**Given instruction:** Keep only the lines of the listing that include the word "организациях", and copy them.
--- START Supplied material ---
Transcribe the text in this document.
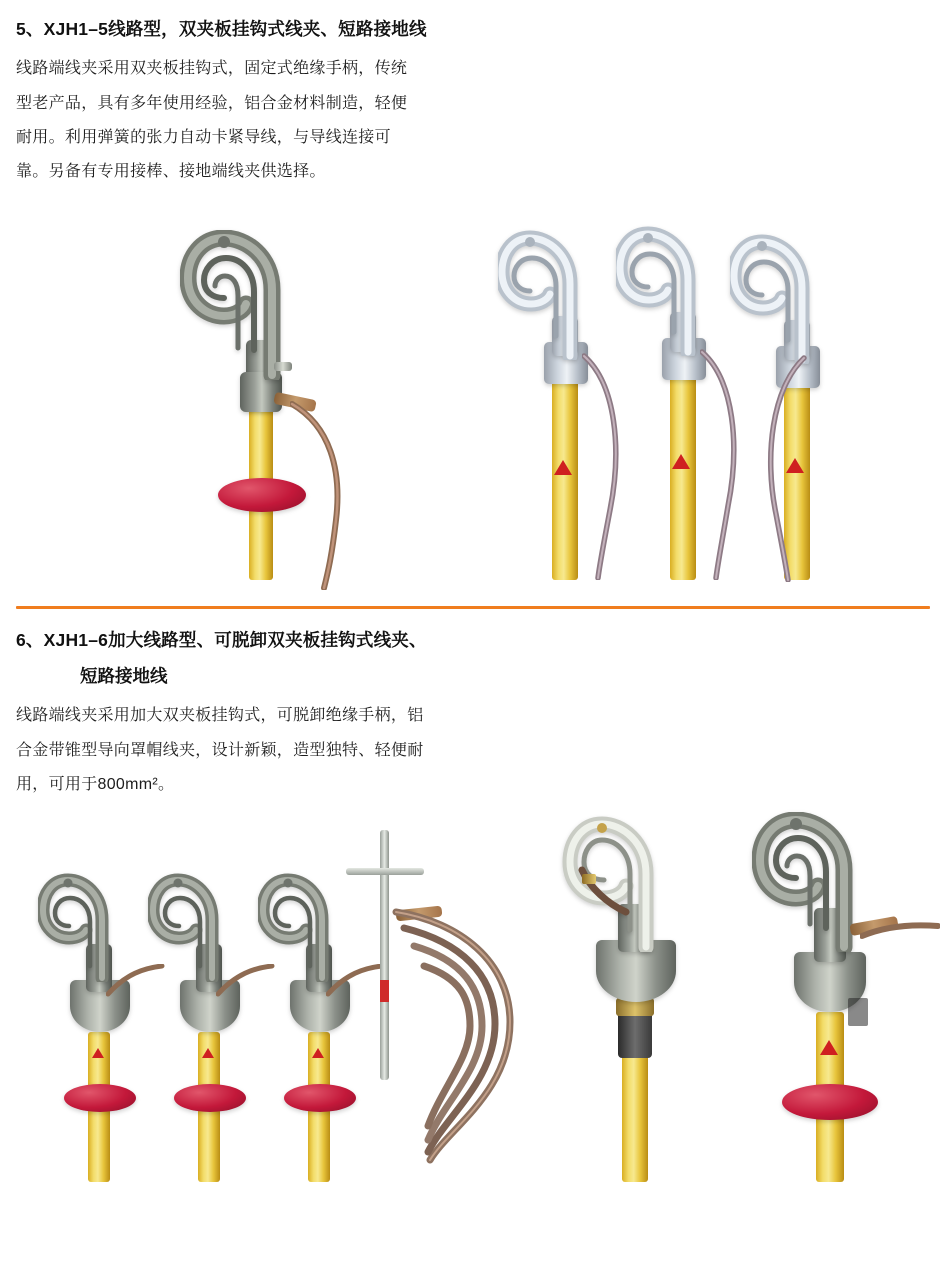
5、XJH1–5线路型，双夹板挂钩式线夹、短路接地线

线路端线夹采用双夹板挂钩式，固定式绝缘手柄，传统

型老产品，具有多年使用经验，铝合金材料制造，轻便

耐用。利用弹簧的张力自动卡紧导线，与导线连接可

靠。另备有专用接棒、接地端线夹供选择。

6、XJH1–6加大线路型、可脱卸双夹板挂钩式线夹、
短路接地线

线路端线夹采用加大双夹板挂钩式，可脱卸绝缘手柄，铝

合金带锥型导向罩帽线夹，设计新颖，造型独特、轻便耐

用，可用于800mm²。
--- END Supplied material ---
--- START Supplied material ---
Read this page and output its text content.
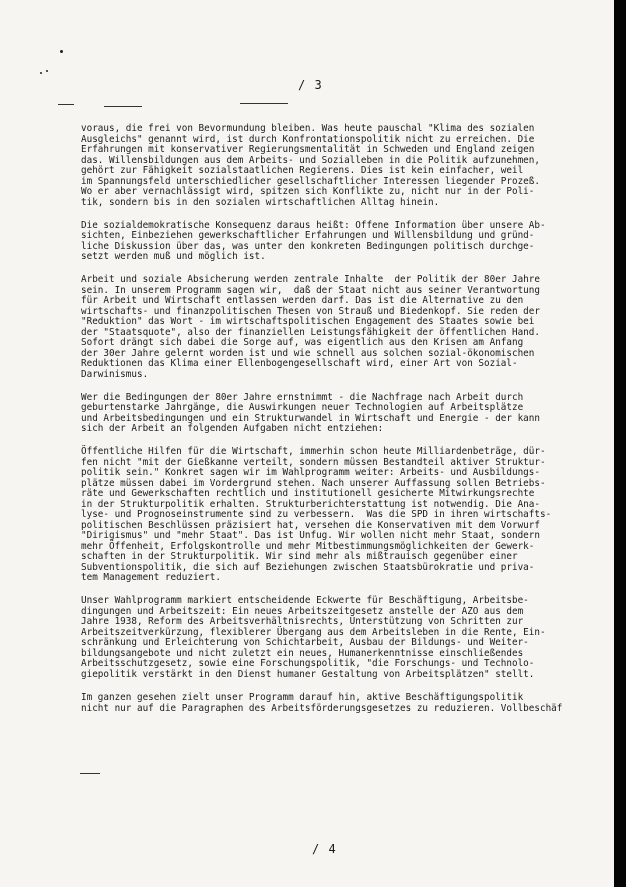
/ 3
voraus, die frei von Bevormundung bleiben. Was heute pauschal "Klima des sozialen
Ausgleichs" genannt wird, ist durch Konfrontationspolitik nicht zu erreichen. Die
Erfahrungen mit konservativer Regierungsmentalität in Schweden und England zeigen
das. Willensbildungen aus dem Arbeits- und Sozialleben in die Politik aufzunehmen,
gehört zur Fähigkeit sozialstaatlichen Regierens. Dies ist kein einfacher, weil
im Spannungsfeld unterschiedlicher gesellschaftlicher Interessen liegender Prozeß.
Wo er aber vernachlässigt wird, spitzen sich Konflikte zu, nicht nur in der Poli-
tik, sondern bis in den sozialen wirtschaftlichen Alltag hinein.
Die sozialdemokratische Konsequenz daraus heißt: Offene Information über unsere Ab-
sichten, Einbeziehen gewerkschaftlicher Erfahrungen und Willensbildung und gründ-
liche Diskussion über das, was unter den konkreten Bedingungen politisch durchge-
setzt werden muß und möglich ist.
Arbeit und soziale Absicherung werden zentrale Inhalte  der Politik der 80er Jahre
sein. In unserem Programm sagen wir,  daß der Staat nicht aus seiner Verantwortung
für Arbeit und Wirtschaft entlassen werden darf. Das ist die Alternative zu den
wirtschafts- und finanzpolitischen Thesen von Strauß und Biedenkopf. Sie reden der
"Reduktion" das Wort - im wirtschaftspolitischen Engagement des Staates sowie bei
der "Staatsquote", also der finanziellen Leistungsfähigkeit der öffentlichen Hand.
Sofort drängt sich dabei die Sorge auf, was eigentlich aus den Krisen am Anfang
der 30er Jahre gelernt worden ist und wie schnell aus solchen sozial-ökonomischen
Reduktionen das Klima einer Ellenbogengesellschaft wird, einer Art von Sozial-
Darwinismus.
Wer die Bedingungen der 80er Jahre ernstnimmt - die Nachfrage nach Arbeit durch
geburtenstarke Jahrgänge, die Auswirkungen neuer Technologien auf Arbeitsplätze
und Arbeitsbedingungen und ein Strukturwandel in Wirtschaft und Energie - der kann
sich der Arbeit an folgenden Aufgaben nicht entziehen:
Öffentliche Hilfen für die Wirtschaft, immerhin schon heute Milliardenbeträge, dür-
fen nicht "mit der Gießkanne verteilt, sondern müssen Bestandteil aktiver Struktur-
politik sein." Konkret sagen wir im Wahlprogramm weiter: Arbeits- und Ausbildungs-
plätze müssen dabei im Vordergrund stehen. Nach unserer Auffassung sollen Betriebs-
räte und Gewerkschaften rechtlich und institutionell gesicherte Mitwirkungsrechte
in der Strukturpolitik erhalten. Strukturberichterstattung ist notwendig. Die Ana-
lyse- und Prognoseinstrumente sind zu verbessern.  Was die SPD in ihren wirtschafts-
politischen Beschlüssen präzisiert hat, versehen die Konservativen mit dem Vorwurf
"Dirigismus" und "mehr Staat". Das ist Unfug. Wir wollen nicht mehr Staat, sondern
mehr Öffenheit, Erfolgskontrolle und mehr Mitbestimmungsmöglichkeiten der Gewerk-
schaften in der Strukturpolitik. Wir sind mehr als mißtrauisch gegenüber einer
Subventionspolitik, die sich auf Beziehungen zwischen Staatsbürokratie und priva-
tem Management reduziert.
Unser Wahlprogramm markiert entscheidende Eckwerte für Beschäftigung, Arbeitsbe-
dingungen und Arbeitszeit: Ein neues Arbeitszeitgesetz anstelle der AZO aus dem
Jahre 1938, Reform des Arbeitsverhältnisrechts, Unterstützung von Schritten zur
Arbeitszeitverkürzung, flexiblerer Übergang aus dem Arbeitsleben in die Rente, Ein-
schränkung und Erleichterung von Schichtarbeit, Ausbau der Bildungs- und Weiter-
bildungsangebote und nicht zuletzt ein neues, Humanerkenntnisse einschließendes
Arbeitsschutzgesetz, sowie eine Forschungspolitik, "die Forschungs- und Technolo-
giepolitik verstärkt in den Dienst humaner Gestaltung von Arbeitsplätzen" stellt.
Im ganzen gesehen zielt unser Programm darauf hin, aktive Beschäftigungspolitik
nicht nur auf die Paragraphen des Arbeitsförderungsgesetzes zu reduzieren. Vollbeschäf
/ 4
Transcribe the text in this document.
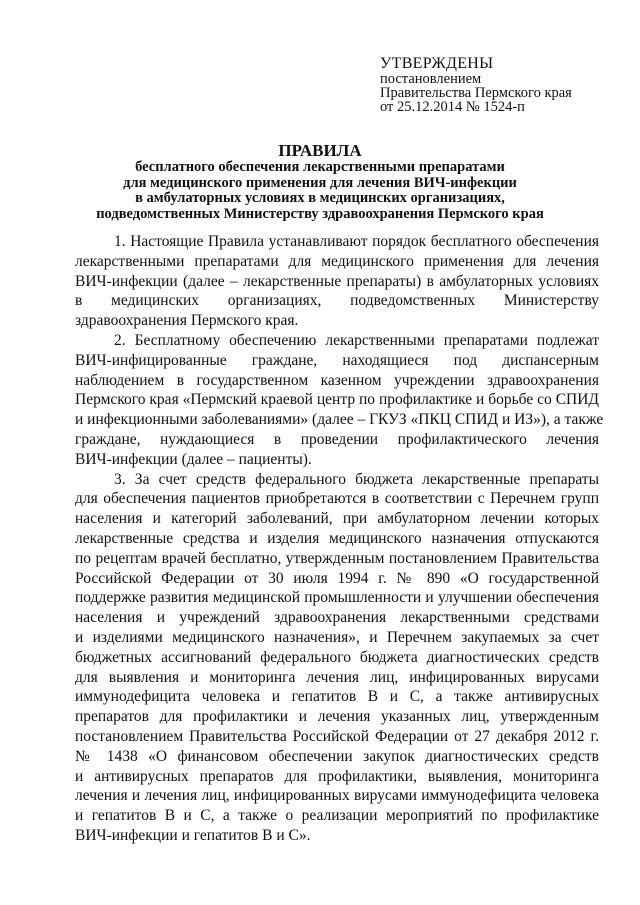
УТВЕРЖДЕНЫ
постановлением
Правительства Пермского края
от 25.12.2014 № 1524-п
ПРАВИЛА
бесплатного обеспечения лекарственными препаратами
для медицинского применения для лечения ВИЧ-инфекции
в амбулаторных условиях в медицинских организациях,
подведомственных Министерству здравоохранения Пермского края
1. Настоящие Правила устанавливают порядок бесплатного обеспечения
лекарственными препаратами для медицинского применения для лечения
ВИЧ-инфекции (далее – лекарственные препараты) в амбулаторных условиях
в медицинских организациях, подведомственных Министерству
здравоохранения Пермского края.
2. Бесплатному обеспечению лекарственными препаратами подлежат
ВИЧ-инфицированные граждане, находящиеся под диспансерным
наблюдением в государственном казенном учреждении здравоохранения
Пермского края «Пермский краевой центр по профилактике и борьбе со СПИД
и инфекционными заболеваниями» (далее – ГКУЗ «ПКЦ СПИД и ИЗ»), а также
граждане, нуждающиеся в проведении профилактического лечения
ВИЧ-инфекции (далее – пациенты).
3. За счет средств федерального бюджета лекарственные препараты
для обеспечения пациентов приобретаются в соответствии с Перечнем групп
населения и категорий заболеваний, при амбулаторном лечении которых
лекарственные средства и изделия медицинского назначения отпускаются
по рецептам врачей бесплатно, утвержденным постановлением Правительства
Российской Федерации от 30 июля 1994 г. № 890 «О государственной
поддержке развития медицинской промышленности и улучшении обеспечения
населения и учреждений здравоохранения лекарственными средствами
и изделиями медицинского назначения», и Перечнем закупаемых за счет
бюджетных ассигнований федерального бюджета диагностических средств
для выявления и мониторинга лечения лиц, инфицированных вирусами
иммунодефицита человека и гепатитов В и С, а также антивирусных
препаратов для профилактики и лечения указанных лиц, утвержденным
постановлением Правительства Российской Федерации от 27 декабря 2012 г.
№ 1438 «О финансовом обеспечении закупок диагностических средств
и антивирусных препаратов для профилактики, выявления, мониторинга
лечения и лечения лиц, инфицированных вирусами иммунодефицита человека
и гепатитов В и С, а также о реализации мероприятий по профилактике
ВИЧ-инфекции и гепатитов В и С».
--- END Supplied material ---
**Finished exercise:**
в амбулаторных условиях в медицинских организациях,
в медицинских организациях, подведомственных Министерству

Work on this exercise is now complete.